DATASET EXTRACT
-=-=-

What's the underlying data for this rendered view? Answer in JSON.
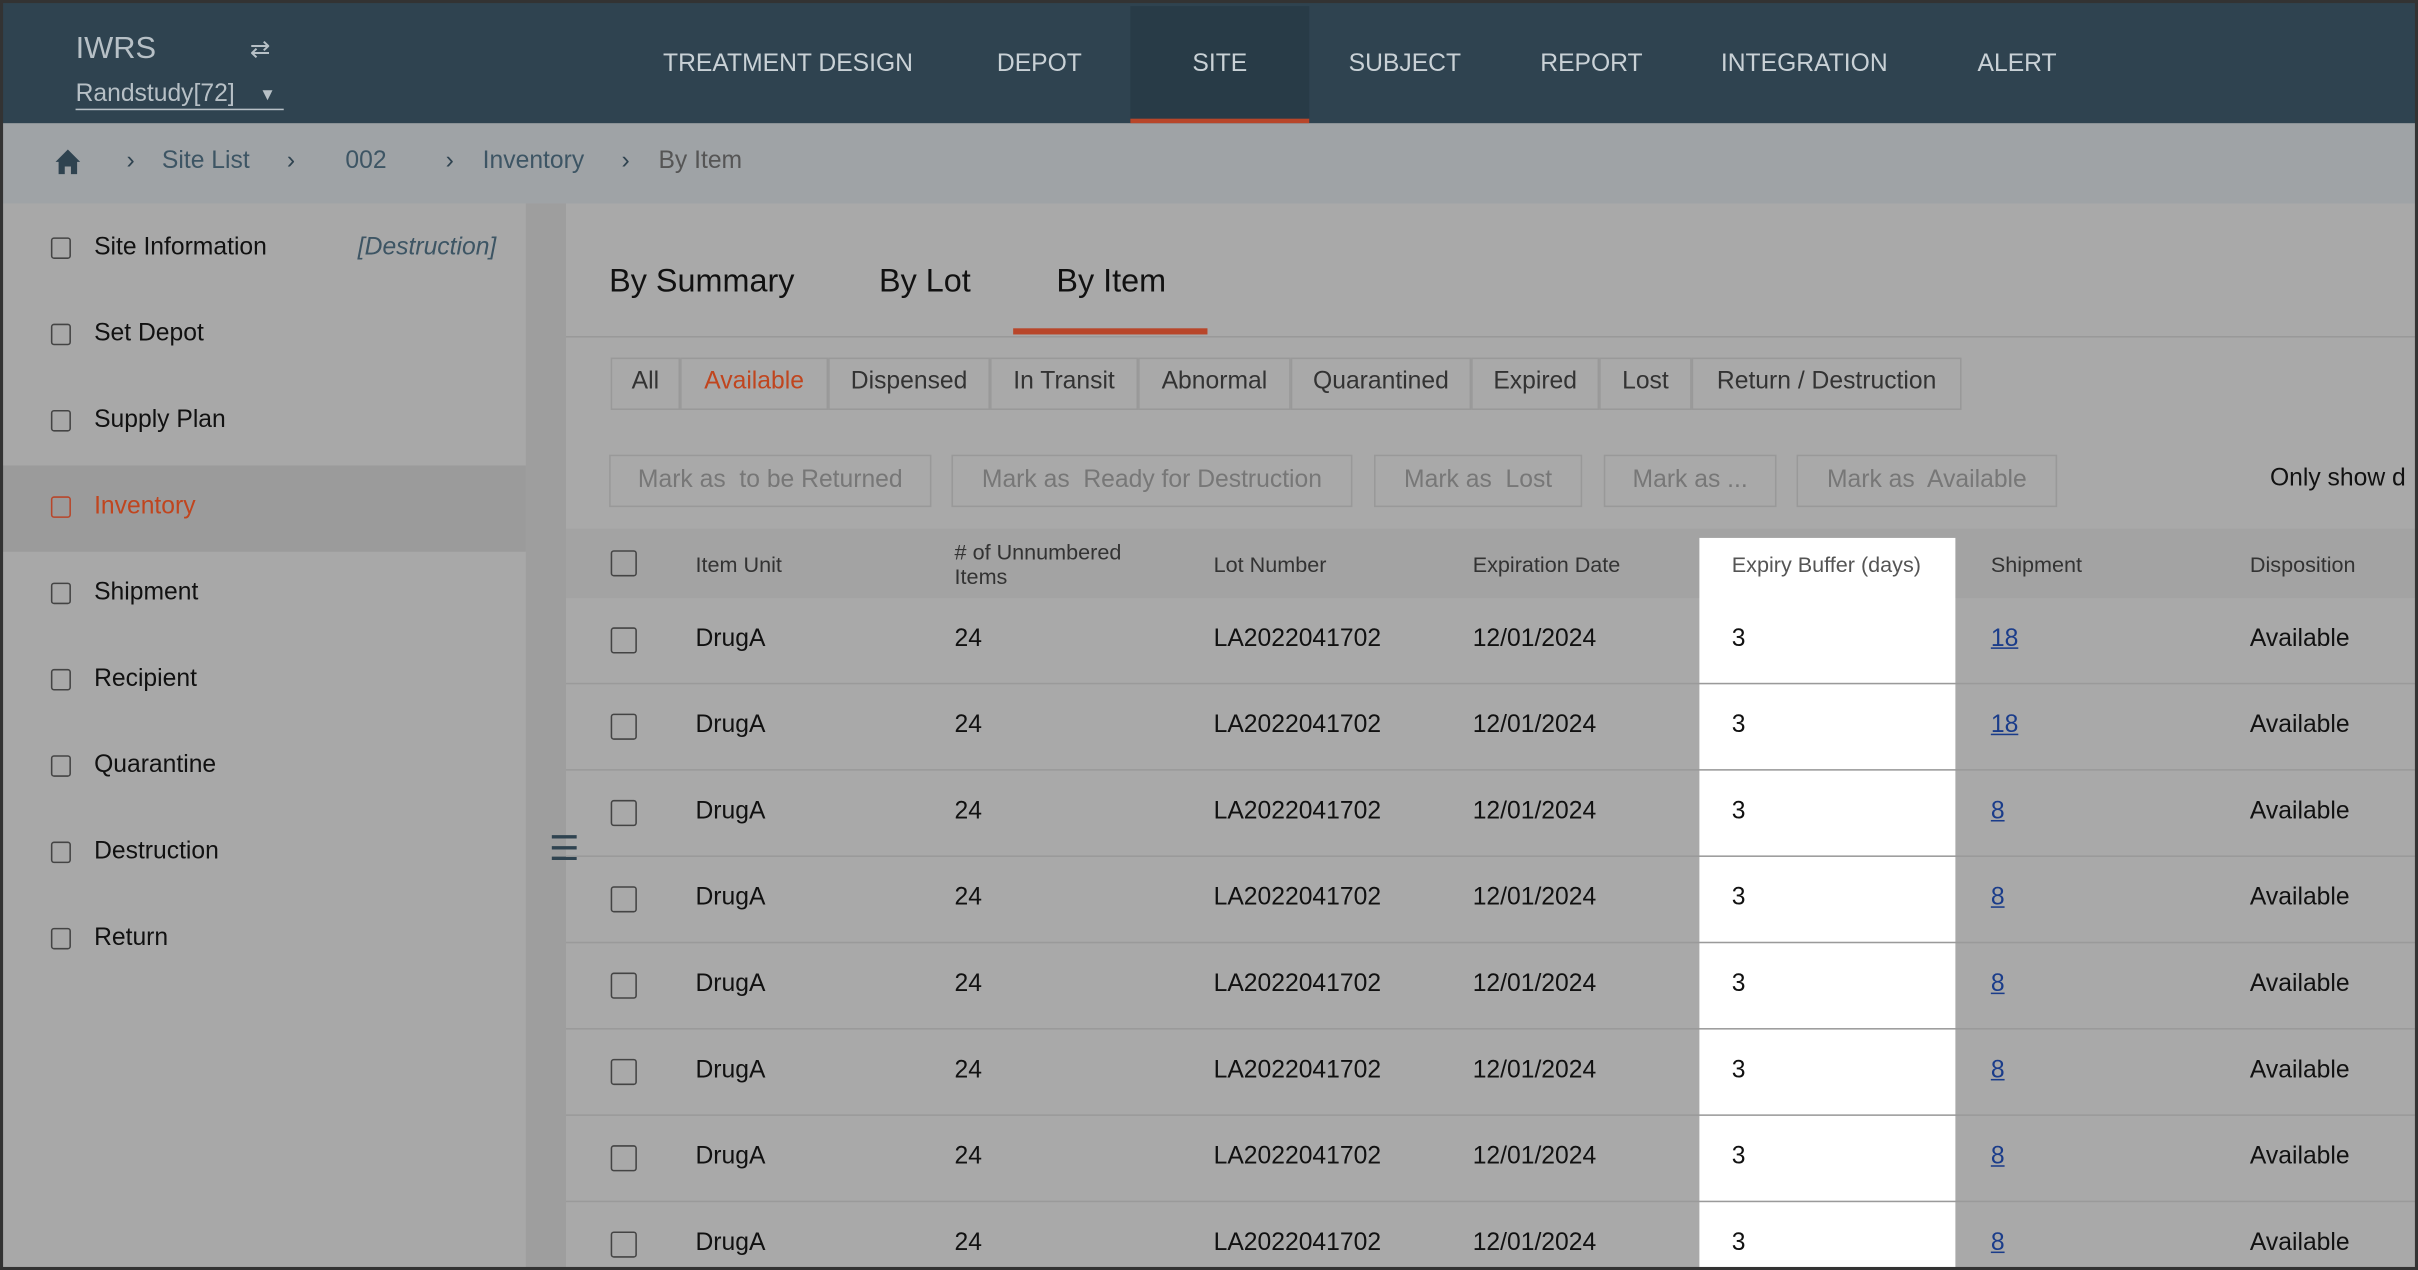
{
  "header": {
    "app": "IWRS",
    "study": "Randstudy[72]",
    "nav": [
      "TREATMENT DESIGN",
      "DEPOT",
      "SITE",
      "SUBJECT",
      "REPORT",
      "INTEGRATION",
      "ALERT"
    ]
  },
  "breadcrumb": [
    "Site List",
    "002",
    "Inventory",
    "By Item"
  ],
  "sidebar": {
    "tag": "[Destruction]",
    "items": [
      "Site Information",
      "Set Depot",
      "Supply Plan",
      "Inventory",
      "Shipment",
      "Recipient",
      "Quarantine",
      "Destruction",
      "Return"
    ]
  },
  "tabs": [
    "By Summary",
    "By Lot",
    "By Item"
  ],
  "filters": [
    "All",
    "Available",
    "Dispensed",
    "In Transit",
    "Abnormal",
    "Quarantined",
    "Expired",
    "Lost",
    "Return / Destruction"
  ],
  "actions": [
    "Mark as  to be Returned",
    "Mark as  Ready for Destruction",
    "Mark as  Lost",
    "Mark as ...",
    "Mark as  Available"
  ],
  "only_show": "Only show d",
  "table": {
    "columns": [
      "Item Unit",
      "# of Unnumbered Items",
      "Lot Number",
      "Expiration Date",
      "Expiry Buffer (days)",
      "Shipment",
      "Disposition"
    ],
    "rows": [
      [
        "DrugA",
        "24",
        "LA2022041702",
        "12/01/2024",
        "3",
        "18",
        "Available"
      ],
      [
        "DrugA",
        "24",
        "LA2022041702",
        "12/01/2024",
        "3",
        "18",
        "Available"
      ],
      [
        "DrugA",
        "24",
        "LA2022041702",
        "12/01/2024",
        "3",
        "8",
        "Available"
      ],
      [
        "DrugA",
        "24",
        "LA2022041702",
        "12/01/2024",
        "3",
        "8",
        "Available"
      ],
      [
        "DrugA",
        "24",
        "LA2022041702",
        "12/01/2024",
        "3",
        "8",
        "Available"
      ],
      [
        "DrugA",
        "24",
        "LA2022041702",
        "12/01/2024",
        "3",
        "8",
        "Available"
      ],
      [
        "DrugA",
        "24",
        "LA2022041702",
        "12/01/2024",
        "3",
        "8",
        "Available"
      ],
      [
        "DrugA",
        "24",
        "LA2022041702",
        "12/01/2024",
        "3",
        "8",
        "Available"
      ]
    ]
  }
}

-=-=-

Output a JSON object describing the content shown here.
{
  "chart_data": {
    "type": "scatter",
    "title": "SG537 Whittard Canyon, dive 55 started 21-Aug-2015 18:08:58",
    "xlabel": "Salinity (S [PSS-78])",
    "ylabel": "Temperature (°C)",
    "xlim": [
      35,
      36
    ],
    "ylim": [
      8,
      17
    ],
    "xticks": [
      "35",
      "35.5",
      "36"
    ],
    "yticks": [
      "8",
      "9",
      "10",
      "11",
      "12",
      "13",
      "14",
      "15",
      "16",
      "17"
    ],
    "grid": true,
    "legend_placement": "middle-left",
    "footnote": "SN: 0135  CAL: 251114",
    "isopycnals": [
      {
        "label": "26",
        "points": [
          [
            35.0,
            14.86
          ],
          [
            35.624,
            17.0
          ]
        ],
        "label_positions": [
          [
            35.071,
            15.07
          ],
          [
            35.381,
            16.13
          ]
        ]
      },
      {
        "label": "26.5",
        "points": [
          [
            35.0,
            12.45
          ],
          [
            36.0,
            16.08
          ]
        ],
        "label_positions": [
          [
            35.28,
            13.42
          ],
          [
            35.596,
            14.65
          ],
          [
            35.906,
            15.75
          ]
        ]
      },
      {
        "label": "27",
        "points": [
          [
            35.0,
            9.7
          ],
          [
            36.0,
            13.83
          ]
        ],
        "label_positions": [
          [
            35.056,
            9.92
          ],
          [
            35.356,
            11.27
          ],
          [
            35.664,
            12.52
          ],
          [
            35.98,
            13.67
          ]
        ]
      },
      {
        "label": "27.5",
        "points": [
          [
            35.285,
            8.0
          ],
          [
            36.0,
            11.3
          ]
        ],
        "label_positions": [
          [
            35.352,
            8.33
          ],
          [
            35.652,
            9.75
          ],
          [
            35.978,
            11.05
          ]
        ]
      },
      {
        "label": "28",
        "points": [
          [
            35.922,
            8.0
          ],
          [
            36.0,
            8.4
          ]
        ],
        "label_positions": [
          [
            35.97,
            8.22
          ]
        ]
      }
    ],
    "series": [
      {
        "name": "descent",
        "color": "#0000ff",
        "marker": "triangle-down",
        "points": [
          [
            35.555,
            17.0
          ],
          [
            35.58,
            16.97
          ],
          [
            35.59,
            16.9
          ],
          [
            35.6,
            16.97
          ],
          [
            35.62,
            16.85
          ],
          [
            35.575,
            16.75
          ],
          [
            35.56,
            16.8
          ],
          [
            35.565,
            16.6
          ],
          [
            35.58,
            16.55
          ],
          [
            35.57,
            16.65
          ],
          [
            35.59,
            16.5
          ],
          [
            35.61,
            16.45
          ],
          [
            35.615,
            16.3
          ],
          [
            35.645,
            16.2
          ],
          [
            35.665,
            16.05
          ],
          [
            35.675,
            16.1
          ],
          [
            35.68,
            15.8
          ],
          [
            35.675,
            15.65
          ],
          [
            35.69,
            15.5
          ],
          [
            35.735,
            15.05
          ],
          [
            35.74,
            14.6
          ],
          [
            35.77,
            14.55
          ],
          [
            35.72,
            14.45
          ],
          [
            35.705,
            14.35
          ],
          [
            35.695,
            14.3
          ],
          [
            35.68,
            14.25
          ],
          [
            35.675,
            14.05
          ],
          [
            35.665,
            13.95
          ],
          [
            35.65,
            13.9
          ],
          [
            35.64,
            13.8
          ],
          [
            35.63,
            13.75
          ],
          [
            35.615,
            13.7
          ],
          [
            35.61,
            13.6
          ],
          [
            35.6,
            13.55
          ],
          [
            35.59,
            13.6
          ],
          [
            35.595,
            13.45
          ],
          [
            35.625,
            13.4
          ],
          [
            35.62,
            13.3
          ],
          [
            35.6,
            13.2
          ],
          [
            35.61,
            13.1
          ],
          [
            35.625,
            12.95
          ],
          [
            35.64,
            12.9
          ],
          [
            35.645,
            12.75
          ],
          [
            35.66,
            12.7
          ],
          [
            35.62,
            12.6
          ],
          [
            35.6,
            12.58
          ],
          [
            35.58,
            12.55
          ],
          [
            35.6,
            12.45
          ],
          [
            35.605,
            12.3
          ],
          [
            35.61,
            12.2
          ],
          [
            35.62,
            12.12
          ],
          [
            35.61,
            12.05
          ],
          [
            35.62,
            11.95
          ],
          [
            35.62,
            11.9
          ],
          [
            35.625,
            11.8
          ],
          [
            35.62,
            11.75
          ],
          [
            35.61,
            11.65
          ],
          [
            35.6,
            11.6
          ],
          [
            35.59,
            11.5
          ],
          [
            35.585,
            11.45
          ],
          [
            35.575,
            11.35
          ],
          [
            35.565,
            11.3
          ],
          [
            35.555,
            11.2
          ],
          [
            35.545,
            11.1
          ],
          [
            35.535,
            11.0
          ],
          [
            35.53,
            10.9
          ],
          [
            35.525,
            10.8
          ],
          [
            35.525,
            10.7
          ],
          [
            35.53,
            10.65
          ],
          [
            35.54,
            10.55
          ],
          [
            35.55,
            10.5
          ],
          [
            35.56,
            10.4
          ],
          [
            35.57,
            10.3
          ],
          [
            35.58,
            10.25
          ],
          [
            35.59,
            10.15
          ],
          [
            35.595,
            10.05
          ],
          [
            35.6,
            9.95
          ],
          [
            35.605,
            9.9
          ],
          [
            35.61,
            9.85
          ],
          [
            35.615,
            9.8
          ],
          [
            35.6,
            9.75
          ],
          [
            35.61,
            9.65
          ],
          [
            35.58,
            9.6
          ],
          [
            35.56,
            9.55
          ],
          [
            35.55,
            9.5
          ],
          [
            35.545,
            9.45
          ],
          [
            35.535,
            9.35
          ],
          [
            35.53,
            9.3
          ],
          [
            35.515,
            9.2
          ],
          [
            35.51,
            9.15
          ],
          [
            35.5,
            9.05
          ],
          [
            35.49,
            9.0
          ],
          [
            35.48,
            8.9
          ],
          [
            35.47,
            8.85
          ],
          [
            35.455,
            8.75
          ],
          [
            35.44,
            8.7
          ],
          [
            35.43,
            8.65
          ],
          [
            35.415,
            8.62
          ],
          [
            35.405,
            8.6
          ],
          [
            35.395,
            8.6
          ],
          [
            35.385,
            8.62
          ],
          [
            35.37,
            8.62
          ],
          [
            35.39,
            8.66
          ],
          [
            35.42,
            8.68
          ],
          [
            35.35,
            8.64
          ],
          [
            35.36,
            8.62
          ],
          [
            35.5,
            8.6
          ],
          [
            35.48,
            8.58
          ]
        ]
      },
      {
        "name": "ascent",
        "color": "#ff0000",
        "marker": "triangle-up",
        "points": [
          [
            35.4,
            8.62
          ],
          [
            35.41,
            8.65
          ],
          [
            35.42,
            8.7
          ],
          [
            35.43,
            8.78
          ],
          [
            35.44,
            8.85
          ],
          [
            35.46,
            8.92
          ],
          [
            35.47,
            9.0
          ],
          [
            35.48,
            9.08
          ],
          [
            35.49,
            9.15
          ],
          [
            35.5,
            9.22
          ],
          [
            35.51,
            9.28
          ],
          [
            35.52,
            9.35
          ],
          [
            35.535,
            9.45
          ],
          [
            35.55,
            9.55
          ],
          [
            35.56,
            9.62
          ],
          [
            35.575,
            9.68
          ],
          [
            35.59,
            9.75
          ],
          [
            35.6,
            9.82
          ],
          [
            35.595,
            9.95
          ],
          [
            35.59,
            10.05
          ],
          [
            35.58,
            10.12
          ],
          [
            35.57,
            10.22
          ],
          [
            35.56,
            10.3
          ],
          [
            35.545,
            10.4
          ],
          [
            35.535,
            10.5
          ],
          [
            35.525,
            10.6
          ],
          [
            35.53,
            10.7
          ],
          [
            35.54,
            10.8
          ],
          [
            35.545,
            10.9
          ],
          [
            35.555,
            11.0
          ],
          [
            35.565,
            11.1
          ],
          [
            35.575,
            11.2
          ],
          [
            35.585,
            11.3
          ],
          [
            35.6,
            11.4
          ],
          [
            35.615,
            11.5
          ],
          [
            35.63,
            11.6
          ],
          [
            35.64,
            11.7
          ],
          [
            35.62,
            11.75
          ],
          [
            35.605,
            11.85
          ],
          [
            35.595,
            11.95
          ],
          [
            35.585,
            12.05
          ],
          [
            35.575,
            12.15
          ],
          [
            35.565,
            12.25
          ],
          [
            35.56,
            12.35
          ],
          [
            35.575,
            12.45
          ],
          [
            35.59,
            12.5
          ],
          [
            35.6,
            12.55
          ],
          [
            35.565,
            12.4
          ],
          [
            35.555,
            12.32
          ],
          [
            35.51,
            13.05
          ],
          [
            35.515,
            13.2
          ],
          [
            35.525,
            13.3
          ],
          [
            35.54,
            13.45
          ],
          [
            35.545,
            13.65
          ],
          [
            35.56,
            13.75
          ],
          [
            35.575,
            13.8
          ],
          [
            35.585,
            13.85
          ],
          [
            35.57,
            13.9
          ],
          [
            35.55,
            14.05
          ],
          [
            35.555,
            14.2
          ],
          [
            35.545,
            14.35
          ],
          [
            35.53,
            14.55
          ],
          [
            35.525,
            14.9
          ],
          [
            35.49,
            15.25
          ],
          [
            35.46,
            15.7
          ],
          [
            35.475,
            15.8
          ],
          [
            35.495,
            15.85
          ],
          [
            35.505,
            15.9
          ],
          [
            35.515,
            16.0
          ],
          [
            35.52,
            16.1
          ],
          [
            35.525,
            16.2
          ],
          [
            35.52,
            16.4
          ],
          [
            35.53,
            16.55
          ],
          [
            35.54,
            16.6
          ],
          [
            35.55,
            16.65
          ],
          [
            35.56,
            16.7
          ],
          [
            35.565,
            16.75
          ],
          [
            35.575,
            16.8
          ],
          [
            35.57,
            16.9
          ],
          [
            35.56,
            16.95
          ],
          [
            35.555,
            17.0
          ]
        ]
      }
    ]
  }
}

-=-=-

YOUR INSTRUCTIONS
Find all the lines containing "Destruction" in the material, then copy them.

FINAL RESULT
    "tag": "[Destruction]",
      "Destruction",
    "Return / Destruction"
    "Mark as  Ready for Destruction",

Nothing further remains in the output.